• [TASK PROMPT]: Write out the entire listing below exactly as it appears, minus any pictures.

(Rows from a figure dataset)
Begin
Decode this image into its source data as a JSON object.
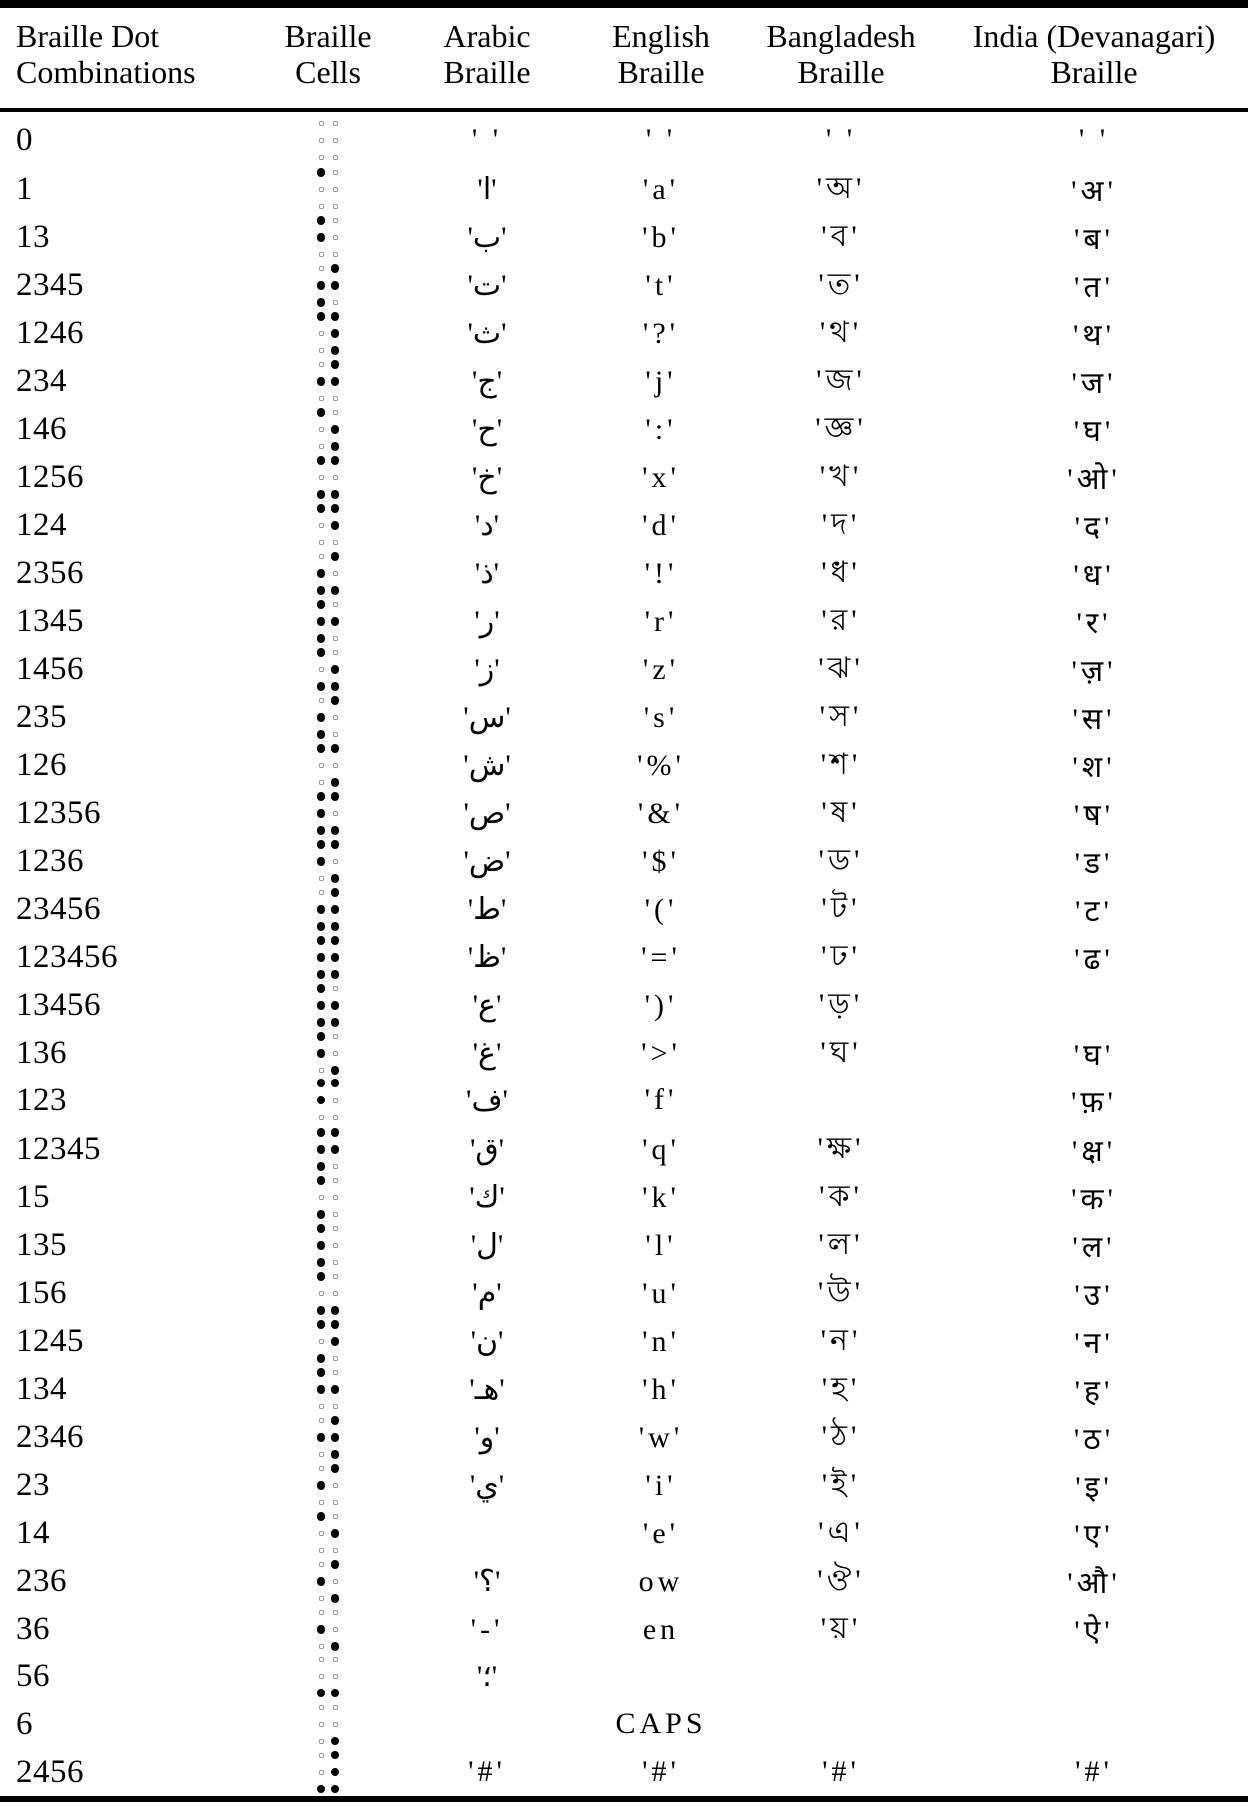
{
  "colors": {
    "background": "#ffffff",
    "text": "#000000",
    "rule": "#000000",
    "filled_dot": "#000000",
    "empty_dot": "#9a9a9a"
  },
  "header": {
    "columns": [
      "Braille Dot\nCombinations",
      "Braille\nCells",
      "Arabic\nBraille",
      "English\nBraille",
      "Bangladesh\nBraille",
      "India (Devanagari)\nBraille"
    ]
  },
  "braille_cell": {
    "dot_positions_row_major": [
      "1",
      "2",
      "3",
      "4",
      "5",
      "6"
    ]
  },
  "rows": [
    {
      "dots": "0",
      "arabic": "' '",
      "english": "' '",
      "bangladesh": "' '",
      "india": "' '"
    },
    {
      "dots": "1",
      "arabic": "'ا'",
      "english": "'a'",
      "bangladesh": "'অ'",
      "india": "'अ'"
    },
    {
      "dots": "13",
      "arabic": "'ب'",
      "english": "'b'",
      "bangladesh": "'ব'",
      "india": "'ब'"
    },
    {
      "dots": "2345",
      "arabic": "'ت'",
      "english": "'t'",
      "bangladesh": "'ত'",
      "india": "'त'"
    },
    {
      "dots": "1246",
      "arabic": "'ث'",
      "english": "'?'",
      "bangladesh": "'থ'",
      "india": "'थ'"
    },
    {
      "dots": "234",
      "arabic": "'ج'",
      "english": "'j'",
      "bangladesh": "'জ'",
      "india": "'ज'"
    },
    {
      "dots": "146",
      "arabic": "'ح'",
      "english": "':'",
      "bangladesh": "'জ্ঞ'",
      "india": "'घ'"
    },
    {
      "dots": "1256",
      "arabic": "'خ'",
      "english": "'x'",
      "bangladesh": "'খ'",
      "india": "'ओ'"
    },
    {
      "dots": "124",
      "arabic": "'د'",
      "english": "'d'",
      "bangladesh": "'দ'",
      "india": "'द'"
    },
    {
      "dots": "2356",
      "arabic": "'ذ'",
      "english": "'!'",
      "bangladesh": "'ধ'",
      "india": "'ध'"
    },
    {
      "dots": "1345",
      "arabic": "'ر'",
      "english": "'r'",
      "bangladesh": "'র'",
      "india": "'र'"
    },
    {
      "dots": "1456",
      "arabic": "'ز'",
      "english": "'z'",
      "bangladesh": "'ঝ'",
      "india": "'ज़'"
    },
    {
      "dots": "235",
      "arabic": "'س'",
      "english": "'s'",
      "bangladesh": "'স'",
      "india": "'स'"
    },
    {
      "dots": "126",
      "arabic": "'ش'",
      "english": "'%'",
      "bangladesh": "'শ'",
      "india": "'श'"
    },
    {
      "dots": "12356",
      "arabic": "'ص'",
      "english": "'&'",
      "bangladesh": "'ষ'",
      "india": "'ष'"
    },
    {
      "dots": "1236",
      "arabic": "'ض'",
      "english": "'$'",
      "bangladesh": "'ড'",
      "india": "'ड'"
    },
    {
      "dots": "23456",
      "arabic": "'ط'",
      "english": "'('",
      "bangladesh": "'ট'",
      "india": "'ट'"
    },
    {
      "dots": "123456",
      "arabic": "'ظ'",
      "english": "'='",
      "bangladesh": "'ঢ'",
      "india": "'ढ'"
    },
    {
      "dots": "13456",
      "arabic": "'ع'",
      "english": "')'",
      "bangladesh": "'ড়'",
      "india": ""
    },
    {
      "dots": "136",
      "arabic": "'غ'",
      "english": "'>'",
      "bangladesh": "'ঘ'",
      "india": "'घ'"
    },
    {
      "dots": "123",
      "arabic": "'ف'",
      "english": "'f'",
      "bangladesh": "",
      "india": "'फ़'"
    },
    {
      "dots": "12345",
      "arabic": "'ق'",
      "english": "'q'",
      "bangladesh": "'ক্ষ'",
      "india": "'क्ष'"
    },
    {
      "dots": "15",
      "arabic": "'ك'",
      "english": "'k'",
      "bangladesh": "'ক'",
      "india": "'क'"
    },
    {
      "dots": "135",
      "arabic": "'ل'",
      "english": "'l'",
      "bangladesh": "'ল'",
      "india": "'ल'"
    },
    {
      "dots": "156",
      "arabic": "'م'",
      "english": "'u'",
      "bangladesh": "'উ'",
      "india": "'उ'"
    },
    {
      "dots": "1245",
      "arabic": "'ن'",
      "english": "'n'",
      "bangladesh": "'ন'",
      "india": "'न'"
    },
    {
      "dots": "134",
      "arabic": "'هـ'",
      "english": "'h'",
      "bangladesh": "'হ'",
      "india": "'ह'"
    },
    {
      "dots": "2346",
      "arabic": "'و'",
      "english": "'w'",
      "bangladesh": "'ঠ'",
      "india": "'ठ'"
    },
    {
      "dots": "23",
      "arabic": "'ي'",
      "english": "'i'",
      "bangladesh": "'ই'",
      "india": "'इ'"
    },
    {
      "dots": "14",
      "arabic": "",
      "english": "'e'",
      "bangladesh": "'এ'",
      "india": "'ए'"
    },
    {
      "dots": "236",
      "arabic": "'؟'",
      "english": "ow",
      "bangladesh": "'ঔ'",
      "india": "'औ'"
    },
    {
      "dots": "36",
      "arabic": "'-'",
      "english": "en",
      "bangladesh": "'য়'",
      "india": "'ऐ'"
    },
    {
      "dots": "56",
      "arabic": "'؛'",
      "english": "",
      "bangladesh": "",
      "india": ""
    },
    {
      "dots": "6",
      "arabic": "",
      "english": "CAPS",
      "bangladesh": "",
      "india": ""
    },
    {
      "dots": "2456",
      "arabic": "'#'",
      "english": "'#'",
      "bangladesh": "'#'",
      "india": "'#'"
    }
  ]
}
End
• [REPLY TO THE TASK]:
Decode this image into its source data as a JSON object.
{
  "colors": {
    "background": "#ffffff",
    "text": "#000000",
    "rule": "#000000",
    "filled_dot": "#000000",
    "empty_dot": "#9a9a9a"
  },
  "header": {
    "columns": [
      "Braille Dot\nCombinations",
      "Braille\nCells",
      "Arabic\nBraille",
      "English\nBraille",
      "Bangladesh\nBraille",
      "India (Devanagari)\nBraille"
    ]
  },
  "braille_cell": {
    "dot_positions_row_major": [
      "1",
      "2",
      "3",
      "4",
      "5",
      "6"
    ]
  },
  "rows": [
    {
      "dots": "0",
      "arabic": "' '",
      "english": "' '",
      "bangladesh": "' '",
      "india": "' '"
    },
    {
      "dots": "1",
      "arabic": "'ا'",
      "english": "'a'",
      "bangladesh": "'অ'",
      "india": "'अ'"
    },
    {
      "dots": "13",
      "arabic": "'ب'",
      "english": "'b'",
      "bangladesh": "'ব'",
      "india": "'ब'"
    },
    {
      "dots": "2345",
      "arabic": "'ت'",
      "english": "'t'",
      "bangladesh": "'ত'",
      "india": "'त'"
    },
    {
      "dots": "1246",
      "arabic": "'ث'",
      "english": "'?'",
      "bangladesh": "'থ'",
      "india": "'थ'"
    },
    {
      "dots": "234",
      "arabic": "'ج'",
      "english": "'j'",
      "bangladesh": "'জ'",
      "india": "'ज'"
    },
    {
      "dots": "146",
      "arabic": "'ح'",
      "english": "':'",
      "bangladesh": "'জ্ঞ'",
      "india": "'घ'"
    },
    {
      "dots": "1256",
      "arabic": "'خ'",
      "english": "'x'",
      "bangladesh": "'খ'",
      "india": "'ओ'"
    },
    {
      "dots": "124",
      "arabic": "'د'",
      "english": "'d'",
      "bangladesh": "'দ'",
      "india": "'द'"
    },
    {
      "dots": "2356",
      "arabic": "'ذ'",
      "english": "'!'",
      "bangladesh": "'ধ'",
      "india": "'ध'"
    },
    {
      "dots": "1345",
      "arabic": "'ر'",
      "english": "'r'",
      "bangladesh": "'র'",
      "india": "'र'"
    },
    {
      "dots": "1456",
      "arabic": "'ز'",
      "english": "'z'",
      "bangladesh": "'ঝ'",
      "india": "'ज़'"
    },
    {
      "dots": "235",
      "arabic": "'س'",
      "english": "'s'",
      "bangladesh": "'স'",
      "india": "'स'"
    },
    {
      "dots": "126",
      "arabic": "'ش'",
      "english": "'%'",
      "bangladesh": "'শ'",
      "india": "'श'"
    },
    {
      "dots": "12356",
      "arabic": "'ص'",
      "english": "'&'",
      "bangladesh": "'ষ'",
      "india": "'ष'"
    },
    {
      "dots": "1236",
      "arabic": "'ض'",
      "english": "'$'",
      "bangladesh": "'ড'",
      "india": "'ड'"
    },
    {
      "dots": "23456",
      "arabic": "'ط'",
      "english": "'('",
      "bangladesh": "'ট'",
      "india": "'ट'"
    },
    {
      "dots": "123456",
      "arabic": "'ظ'",
      "english": "'='",
      "bangladesh": "'ঢ'",
      "india": "'ढ'"
    },
    {
      "dots": "13456",
      "arabic": "'ع'",
      "english": "')'",
      "bangladesh": "'ড়'",
      "india": ""
    },
    {
      "dots": "136",
      "arabic": "'غ'",
      "english": "'>'",
      "bangladesh": "'ঘ'",
      "india": "'घ'"
    },
    {
      "dots": "123",
      "arabic": "'ف'",
      "english": "'f'",
      "bangladesh": "",
      "india": "'फ़'"
    },
    {
      "dots": "12345",
      "arabic": "'ق'",
      "english": "'q'",
      "bangladesh": "'ক্ষ'",
      "india": "'क्ष'"
    },
    {
      "dots": "15",
      "arabic": "'ك'",
      "english": "'k'",
      "bangladesh": "'ক'",
      "india": "'क'"
    },
    {
      "dots": "135",
      "arabic": "'ل'",
      "english": "'l'",
      "bangladesh": "'ল'",
      "india": "'ल'"
    },
    {
      "dots": "156",
      "arabic": "'م'",
      "english": "'u'",
      "bangladesh": "'উ'",
      "india": "'उ'"
    },
    {
      "dots": "1245",
      "arabic": "'ن'",
      "english": "'n'",
      "bangladesh": "'ন'",
      "india": "'न'"
    },
    {
      "dots": "134",
      "arabic": "'هـ'",
      "english": "'h'",
      "bangladesh": "'হ'",
      "india": "'ह'"
    },
    {
      "dots": "2346",
      "arabic": "'و'",
      "english": "'w'",
      "bangladesh": "'ঠ'",
      "india": "'ठ'"
    },
    {
      "dots": "23",
      "arabic": "'ي'",
      "english": "'i'",
      "bangladesh": "'ই'",
      "india": "'इ'"
    },
    {
      "dots": "14",
      "arabic": "",
      "english": "'e'",
      "bangladesh": "'এ'",
      "india": "'ए'"
    },
    {
      "dots": "236",
      "arabic": "'؟'",
      "english": "ow",
      "bangladesh": "'ঔ'",
      "india": "'औ'"
    },
    {
      "dots": "36",
      "arabic": "'-'",
      "english": "en",
      "bangladesh": "'য়'",
      "india": "'ऐ'"
    },
    {
      "dots": "56",
      "arabic": "'؛'",
      "english": "",
      "bangladesh": "",
      "india": ""
    },
    {
      "dots": "6",
      "arabic": "",
      "english": "CAPS",
      "bangladesh": "",
      "india": ""
    },
    {
      "dots": "2456",
      "arabic": "'#'",
      "english": "'#'",
      "bangladesh": "'#'",
      "india": "'#'"
    }
  ]
}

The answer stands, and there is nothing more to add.